** BEGIN **
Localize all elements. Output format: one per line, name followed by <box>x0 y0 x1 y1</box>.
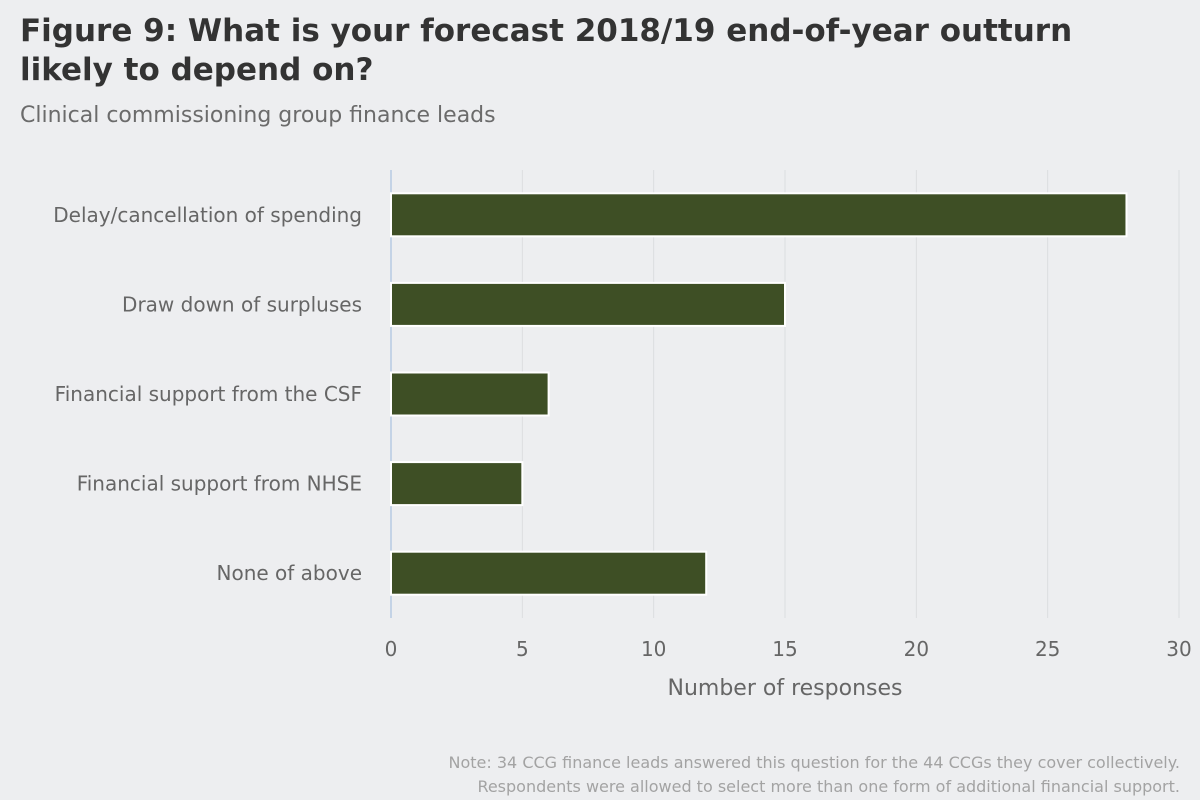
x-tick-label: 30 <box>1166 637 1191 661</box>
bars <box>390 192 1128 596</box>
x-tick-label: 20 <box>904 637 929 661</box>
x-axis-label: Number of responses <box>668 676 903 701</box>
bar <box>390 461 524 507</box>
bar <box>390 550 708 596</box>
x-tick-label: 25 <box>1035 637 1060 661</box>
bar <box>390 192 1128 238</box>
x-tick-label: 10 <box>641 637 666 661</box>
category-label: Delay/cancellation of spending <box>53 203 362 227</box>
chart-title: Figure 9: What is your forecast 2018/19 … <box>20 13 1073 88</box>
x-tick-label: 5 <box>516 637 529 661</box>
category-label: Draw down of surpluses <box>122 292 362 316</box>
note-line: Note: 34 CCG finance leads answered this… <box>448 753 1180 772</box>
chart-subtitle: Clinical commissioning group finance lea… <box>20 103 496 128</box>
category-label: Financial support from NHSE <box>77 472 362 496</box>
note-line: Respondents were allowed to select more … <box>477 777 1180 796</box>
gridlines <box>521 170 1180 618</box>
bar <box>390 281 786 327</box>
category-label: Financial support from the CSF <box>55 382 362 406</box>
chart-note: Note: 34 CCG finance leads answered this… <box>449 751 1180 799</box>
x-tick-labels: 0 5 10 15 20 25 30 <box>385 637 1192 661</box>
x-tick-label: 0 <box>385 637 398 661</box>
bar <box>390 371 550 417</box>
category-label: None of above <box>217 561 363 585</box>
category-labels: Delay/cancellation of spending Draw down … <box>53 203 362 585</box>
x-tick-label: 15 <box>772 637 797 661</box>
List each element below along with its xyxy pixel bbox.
** END **
STATED EXERCISE ▸ Put the lines above, from the line containing "x-tick-label: 30 <box>1166 637 1191 661</box>" through the end of the records, into a JSON list of strings with one string per line, omitting blank lines and including both ends.

RESULT OF THE EXERCISE ▸
[
  "x-tick-label: 30 <box>1166 637 1191 661</box>",
  "bars <box>390 192 1128 596</box>",
  "x-tick-label: 20 <box>904 637 929 661</box>",
  "x-axis-label: Number of responses <box>668 676 903 701</box>",
  "bar <box>390 461 524 507</box>",
  "bar <box>390 550 708 596</box>",
  "x-tick-label: 25 <box>1035 637 1060 661</box>",
  "bar <box>390 192 1128 238</box>",
  "x-tick-label: 10 <box>641 637 666 661</box>",
  "category-label: Delay/cancellation of spending <box>53 203 362 227</box>",
  "chart-title: Figure 9: What is your forecast 2018/19 … <box>20 13 1073 88</box>",
  "x-tick-label: 5 <box>516 637 529 661</box>",
  "category-label: Draw down of surpluses <box>122 292 362 316</box>",
  "note-line: Note: 34 CCG finance leads answered this… <box>448 753 1180 772</box>",
  "chart-subtitle: Clinical commissioning group finance lea… <box>20 103 496 128</box>",
  "category-label: Financial support from NHSE <box>77 472 362 496</box>",
  "note-line: Respondents were allowed to select more … <box>477 777 1180 796</box>",
  "gridlines <box>521 170 1180 618</box>",
  "bar <box>390 281 786 327</box>",
  "category-label: Financial support from the CSF <box>55 382 362 406</box>",
  "chart-note: Note: 34 CCG finance leads answered this… <box>449 751 1180 799</box>",
  "x-tick-labels: 0 5 10 15 20 25 30 <box>385 637 1192 661</box>",
  "x-tick-label: 0 <box>385 637 398 661</box>",
  "bar <box>390 371 550 417</box>",
  "category-label: None of above <box>217 561 363 585</box>",
  "category-labels: Delay/cancellation of spending Draw down … <box>53 203 362 585</box>",
  "x-tick-label: 15 <box>772 637 797 661</box>",
  "List each element below along with its xyxy pixel bbox."
]